■ PROBLEM TO SOLVE: Among the lines below, how many carry the string "Patricia"? Reply with a number and nothing else.

■ ITEMS:
◆ ◆ ◆ ◆ ◆ ◆ ◆

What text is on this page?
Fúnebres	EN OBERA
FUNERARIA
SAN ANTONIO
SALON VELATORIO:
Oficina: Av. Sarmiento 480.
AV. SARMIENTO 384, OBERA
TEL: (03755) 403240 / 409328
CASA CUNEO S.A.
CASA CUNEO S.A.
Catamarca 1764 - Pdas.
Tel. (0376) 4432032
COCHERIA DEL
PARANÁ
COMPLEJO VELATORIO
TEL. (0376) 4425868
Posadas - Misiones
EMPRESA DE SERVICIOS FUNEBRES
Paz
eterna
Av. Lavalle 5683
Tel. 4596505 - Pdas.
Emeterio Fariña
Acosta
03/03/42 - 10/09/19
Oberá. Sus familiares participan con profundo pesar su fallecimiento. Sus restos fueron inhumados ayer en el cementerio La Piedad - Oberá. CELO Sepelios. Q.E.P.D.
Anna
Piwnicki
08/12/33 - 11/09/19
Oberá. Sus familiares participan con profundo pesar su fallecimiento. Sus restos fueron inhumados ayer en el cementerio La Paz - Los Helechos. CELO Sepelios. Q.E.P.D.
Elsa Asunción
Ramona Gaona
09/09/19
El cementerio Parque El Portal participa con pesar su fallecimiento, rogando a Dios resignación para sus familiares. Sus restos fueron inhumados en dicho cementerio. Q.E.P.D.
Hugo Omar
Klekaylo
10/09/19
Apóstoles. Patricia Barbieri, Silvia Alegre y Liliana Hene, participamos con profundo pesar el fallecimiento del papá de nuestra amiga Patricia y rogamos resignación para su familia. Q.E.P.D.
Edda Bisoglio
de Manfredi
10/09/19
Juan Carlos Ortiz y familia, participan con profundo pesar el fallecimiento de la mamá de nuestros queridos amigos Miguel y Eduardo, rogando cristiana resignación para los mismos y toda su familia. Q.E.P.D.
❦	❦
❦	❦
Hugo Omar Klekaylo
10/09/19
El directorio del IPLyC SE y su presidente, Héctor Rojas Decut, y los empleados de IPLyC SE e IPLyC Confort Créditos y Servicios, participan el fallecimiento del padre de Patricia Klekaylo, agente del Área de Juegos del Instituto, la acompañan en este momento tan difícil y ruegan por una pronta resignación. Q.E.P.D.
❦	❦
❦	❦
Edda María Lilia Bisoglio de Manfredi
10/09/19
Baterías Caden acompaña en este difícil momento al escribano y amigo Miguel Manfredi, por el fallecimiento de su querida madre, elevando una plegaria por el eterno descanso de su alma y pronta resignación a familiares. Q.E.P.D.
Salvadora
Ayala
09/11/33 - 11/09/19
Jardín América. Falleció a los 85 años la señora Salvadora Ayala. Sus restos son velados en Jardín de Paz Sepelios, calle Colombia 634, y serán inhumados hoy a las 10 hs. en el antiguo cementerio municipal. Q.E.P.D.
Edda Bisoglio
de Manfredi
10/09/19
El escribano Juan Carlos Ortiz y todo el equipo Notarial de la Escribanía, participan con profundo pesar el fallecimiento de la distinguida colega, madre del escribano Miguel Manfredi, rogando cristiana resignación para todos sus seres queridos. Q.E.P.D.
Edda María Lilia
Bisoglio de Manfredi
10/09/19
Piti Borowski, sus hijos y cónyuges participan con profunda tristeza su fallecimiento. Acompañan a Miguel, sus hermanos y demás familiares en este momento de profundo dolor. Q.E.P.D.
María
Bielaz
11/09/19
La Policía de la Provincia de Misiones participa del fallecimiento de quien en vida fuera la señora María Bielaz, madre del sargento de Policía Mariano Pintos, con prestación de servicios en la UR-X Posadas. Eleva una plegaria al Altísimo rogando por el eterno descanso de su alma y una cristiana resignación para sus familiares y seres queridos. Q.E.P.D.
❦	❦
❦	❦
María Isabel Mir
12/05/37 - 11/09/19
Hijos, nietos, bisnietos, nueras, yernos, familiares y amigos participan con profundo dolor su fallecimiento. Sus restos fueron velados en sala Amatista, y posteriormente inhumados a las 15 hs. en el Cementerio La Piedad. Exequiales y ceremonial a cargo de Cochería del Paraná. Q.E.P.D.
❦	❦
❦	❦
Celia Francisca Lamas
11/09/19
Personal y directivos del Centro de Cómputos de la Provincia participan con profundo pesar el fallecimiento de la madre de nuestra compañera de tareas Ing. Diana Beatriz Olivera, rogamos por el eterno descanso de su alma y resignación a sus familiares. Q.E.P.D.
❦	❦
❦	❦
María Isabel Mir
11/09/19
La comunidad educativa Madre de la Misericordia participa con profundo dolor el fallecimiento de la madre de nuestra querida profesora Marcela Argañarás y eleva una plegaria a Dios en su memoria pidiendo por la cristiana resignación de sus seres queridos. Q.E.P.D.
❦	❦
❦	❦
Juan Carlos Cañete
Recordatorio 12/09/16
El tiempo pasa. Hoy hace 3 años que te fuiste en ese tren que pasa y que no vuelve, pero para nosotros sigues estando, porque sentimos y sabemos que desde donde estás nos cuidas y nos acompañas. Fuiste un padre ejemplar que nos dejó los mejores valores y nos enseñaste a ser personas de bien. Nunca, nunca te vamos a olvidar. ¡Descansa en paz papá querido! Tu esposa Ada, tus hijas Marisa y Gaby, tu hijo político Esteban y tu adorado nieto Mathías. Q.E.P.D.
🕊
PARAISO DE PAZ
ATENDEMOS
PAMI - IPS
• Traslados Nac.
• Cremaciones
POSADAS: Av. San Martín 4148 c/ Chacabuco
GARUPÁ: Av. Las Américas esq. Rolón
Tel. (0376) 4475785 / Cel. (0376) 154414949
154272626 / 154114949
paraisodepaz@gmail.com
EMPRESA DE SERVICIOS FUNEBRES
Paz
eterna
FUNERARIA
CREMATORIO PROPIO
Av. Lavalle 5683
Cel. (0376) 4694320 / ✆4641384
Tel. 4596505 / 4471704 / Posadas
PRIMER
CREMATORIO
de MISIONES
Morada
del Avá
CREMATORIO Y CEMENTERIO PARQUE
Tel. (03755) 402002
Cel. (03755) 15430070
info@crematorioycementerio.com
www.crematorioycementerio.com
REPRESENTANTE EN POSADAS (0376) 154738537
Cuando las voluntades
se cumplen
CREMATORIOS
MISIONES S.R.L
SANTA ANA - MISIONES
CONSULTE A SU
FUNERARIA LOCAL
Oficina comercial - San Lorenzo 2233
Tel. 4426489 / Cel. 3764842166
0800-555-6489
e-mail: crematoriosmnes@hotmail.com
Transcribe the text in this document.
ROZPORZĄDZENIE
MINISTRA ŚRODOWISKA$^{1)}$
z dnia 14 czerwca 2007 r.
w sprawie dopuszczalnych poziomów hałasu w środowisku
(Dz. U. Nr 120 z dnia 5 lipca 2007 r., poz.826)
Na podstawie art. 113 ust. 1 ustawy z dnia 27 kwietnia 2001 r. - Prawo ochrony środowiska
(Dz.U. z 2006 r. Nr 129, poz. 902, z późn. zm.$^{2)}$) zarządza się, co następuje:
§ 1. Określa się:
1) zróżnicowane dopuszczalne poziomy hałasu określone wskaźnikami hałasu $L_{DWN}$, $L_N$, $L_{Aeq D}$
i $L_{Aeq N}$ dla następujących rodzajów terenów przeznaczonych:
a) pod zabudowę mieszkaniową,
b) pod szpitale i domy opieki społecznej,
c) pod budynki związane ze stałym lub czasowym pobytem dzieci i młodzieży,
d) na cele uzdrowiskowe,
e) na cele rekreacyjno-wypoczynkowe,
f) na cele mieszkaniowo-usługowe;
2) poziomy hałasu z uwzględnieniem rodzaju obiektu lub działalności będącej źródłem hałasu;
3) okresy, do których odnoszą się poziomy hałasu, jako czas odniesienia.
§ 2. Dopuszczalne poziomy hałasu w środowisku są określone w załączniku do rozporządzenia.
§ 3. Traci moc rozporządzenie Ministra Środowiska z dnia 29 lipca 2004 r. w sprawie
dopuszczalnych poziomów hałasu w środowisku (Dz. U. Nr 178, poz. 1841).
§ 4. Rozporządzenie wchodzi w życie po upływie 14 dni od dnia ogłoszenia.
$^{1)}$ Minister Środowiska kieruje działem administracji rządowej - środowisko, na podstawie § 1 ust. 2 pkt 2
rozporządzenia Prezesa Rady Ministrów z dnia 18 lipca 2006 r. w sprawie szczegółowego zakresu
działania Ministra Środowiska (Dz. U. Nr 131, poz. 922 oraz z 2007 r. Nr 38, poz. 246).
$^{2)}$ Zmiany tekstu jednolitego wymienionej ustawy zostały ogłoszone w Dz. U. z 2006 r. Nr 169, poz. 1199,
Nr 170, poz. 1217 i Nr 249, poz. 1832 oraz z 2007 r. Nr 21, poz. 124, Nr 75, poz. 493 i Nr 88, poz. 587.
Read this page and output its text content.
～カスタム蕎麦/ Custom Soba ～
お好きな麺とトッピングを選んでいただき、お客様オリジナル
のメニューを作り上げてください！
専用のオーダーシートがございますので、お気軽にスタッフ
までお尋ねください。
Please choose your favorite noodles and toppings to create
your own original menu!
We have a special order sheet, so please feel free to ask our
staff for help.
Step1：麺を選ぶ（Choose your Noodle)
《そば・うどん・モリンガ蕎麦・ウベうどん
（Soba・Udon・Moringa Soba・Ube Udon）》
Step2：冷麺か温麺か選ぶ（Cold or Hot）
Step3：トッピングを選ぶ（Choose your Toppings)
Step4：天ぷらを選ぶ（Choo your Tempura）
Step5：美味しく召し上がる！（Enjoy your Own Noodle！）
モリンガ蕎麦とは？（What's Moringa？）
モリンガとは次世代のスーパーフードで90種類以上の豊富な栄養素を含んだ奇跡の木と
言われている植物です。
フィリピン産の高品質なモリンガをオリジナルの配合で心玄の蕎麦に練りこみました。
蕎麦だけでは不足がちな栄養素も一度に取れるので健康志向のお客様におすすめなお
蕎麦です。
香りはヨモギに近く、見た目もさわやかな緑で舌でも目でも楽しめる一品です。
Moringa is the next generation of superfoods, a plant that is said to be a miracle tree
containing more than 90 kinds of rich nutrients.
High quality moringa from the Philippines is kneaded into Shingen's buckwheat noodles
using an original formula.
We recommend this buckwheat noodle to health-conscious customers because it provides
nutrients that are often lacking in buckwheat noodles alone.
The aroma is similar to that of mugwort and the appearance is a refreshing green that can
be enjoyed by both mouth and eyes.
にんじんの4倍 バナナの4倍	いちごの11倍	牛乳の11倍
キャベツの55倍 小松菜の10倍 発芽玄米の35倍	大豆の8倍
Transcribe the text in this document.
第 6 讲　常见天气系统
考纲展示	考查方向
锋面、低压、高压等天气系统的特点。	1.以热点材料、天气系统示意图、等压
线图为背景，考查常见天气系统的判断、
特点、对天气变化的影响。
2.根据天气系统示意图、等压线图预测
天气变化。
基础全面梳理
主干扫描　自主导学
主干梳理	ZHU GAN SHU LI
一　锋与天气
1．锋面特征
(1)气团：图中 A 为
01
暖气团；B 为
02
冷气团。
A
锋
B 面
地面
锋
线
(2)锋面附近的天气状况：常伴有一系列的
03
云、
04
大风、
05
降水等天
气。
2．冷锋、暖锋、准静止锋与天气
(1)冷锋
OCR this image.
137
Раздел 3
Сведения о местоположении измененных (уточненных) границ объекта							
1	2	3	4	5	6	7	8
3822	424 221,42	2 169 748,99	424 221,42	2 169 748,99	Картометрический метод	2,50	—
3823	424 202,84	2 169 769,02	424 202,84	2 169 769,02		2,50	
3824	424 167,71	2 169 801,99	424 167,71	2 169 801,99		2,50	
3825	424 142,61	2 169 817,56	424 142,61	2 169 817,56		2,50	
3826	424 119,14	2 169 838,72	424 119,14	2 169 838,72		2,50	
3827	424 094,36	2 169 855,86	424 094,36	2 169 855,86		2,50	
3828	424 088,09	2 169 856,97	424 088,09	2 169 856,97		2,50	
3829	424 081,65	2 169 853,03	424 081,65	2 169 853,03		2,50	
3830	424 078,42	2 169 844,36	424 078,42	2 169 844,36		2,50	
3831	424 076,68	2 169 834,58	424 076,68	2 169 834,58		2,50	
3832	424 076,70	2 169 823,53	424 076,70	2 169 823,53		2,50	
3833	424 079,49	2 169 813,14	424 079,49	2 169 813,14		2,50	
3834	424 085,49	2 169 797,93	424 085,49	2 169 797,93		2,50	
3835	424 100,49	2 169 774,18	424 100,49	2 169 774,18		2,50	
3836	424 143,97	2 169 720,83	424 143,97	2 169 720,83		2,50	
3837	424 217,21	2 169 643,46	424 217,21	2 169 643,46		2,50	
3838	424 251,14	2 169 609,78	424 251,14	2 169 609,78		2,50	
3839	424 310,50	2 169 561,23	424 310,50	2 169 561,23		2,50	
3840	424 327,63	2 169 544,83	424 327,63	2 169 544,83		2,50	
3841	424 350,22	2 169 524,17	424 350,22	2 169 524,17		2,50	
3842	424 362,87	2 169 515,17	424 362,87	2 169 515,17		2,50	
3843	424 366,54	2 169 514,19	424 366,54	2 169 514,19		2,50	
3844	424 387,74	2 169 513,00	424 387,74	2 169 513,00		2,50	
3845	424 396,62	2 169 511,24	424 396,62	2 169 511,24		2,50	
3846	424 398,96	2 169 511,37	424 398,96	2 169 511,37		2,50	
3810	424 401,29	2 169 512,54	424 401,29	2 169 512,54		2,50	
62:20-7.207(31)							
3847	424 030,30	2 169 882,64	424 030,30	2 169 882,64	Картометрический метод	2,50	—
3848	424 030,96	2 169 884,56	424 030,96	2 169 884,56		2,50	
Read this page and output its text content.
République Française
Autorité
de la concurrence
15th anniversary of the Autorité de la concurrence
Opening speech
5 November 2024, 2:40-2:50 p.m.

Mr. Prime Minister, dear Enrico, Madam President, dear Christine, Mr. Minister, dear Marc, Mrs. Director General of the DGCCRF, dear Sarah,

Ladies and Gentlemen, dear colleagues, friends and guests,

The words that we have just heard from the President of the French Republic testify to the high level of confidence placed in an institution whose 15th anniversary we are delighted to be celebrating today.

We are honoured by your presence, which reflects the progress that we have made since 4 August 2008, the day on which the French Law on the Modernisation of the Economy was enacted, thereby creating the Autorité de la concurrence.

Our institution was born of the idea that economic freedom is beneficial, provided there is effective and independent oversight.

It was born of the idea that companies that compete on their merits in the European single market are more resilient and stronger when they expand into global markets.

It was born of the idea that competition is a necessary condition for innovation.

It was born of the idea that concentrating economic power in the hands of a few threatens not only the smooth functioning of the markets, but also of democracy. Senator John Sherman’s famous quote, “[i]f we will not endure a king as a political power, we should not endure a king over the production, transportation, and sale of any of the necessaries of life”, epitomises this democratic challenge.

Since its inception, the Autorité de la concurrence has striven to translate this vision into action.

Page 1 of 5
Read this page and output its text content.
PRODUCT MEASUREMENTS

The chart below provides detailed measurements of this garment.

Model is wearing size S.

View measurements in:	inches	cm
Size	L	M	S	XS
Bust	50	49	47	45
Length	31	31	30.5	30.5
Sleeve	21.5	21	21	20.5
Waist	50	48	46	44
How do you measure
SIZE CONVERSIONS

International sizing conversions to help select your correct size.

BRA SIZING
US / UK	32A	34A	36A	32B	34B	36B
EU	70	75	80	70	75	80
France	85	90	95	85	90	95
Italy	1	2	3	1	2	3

◆ ◆ ◆ ◆ ◆ ◆ ◆

■ RESPONSE TO THE EXERCISE: 2